- _WORK INSTRUCTIONS_
In the listing, find every line that has the string "blef" and copy it.

- _THE DATA_
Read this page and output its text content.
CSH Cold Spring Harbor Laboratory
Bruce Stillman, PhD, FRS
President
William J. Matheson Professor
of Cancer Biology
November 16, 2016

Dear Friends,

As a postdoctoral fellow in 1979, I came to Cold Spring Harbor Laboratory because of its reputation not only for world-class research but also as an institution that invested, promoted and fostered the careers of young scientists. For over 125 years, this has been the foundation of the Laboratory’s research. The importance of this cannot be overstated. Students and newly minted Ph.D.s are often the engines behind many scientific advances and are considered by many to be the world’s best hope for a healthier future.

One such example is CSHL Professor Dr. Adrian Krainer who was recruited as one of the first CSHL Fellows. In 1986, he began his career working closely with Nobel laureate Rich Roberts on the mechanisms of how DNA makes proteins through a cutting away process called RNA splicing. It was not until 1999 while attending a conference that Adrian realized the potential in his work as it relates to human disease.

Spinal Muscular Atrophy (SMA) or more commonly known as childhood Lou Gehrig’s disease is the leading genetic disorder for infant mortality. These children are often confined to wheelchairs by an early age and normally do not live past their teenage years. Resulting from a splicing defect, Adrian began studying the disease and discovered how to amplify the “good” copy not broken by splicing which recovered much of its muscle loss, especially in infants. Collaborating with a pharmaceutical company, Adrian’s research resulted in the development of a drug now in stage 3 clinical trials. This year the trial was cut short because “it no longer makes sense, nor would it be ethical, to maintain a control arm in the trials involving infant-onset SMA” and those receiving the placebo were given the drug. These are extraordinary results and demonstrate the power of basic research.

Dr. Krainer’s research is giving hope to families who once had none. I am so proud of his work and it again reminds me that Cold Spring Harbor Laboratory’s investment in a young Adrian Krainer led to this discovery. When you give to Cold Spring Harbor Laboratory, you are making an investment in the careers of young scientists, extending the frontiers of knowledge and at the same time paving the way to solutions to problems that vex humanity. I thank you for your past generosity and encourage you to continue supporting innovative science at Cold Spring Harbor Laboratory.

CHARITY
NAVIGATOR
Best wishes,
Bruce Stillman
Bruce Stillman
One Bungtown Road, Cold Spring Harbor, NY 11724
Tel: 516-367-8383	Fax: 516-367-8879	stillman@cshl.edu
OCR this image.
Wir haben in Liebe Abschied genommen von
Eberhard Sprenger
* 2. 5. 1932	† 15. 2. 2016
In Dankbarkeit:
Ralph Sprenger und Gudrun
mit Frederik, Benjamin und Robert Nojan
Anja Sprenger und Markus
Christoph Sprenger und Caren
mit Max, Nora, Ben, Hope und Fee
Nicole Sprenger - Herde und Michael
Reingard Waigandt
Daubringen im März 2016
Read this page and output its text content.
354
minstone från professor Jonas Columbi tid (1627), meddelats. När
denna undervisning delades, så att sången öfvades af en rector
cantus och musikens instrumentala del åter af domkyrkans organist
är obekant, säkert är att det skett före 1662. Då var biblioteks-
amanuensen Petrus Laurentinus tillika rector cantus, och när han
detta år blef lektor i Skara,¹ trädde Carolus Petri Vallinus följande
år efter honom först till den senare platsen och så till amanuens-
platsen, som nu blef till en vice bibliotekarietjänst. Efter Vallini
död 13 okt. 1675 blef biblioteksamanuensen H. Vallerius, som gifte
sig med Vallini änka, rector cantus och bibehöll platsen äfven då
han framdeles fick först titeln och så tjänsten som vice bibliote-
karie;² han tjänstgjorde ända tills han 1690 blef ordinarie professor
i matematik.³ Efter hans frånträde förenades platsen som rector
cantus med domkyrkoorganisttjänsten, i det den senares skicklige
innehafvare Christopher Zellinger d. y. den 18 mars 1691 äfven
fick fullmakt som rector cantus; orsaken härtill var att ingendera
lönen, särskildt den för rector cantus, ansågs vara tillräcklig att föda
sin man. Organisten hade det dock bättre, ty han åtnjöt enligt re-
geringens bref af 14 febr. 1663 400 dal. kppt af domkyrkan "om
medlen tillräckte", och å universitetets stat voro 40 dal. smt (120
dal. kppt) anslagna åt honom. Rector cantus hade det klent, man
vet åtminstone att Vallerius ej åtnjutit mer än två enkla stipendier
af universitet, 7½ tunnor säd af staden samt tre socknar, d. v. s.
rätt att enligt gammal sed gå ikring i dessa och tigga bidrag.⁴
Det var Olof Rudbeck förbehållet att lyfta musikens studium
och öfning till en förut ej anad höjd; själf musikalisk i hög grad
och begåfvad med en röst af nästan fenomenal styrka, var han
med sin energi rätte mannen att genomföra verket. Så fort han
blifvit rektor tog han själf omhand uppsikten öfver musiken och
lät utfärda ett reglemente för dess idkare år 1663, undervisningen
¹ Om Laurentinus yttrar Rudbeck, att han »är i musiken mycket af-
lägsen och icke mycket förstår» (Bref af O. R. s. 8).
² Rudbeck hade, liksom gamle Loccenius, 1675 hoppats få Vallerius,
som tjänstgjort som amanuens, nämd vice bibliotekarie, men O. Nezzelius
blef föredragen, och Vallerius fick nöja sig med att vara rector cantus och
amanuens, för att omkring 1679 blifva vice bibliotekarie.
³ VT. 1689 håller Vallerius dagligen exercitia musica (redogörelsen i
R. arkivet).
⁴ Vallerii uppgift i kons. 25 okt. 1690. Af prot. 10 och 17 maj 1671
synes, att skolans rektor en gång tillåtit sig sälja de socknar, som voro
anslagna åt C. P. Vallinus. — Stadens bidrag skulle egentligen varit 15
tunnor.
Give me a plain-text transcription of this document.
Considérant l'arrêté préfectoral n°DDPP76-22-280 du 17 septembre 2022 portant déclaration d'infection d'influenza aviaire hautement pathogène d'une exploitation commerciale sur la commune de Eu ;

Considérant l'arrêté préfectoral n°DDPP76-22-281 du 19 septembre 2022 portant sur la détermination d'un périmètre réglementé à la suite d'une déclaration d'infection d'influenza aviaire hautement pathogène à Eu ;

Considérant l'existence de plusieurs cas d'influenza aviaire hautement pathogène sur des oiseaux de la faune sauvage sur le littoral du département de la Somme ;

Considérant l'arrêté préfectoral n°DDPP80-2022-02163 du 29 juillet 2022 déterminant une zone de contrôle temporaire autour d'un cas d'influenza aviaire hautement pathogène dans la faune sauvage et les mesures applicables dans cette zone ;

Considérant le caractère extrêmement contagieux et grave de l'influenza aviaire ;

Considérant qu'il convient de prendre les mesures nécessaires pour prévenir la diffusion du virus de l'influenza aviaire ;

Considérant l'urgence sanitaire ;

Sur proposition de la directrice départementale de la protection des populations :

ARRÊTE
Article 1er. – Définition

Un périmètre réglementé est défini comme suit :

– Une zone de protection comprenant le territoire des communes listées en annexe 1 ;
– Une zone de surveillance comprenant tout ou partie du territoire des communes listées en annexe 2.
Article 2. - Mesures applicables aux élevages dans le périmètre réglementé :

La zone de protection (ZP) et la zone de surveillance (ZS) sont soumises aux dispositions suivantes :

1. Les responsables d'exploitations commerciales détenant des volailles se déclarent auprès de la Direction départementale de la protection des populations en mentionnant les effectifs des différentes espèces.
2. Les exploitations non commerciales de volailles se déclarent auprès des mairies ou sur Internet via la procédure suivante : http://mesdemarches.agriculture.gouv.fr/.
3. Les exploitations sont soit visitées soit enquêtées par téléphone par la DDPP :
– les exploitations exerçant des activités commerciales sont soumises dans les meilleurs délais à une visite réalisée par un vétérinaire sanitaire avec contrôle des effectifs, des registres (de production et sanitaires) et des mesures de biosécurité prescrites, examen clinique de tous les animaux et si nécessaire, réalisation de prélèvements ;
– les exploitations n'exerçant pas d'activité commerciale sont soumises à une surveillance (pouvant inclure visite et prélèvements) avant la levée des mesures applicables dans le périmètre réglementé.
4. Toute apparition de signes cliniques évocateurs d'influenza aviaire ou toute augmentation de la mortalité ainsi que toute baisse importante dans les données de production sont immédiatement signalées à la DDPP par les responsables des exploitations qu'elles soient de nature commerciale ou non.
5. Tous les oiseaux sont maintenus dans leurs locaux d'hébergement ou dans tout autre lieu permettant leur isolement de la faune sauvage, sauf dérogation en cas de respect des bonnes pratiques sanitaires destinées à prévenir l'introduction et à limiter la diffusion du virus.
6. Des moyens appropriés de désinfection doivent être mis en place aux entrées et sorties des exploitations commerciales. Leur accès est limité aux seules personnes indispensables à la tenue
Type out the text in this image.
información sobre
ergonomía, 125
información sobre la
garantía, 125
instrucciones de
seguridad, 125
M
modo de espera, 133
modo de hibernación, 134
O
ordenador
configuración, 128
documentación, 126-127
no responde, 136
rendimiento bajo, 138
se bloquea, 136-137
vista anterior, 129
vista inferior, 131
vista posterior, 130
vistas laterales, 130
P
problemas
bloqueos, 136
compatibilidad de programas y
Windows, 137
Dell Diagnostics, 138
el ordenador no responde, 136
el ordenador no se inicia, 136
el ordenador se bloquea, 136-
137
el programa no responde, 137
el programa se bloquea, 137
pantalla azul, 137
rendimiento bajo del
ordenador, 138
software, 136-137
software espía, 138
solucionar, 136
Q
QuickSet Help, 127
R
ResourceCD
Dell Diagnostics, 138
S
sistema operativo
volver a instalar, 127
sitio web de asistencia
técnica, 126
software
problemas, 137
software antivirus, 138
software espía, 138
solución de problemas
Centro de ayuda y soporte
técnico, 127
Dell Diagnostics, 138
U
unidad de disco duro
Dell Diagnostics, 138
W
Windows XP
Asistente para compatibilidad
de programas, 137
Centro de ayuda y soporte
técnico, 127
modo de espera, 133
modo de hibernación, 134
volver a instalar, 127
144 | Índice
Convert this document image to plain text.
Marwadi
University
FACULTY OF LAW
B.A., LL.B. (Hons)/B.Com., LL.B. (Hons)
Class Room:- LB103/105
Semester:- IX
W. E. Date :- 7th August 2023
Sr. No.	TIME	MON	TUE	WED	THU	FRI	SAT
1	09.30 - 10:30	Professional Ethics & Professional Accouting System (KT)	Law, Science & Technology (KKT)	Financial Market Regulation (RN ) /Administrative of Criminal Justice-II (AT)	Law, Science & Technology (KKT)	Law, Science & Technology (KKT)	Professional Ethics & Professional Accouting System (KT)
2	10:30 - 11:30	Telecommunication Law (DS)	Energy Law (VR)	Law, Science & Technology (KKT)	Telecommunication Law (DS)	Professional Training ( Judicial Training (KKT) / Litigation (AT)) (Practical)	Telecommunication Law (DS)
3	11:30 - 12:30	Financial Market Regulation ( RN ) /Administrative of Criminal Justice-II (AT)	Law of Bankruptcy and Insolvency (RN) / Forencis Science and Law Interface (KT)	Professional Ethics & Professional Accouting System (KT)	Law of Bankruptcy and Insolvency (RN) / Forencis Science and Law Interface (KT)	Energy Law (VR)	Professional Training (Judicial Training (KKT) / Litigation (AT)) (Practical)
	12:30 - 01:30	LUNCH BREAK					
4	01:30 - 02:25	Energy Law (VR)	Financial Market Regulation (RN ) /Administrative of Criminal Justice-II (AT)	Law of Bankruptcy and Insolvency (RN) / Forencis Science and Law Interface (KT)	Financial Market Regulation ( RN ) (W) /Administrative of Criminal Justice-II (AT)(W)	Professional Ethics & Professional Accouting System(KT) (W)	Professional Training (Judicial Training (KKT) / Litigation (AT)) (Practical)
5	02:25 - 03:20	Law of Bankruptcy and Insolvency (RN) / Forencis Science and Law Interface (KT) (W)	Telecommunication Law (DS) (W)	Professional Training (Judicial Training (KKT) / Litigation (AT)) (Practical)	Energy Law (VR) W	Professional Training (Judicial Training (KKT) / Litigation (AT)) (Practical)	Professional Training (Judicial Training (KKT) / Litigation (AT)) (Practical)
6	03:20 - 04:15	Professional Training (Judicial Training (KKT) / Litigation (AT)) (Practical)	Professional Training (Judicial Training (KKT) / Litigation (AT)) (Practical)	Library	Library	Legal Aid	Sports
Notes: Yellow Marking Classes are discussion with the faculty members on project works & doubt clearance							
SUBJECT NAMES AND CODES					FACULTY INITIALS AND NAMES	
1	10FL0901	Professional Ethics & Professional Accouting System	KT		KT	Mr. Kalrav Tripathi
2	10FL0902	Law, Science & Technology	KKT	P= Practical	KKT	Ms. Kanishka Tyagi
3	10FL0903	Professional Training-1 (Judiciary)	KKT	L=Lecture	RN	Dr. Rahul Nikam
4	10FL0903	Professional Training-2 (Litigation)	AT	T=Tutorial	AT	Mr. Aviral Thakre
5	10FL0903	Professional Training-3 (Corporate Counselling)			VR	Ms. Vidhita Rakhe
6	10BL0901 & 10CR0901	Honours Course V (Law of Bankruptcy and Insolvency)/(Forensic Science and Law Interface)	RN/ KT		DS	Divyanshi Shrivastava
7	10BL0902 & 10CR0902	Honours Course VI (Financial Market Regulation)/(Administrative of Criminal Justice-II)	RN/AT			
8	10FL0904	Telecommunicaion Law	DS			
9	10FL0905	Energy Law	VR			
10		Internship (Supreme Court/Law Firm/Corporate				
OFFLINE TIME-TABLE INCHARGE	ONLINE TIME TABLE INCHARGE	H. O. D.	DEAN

- _RESULT OF THE EXERCISE_
detta år blef lektor i Skara,¹ trädde Carolus Petri Vallinus följande
platsen, som nu blef till en vice bibliotekarietjänst. Efter Vallini
död 13 okt. 1675 blef biblioteksamanuensen H. Vallerius, som gifte
karie;² han tjänstgjorde ända tills han 1690 blef ordinarie professor
blef föredragen, och Vallerius fick nöja sig med att vara rector cantus och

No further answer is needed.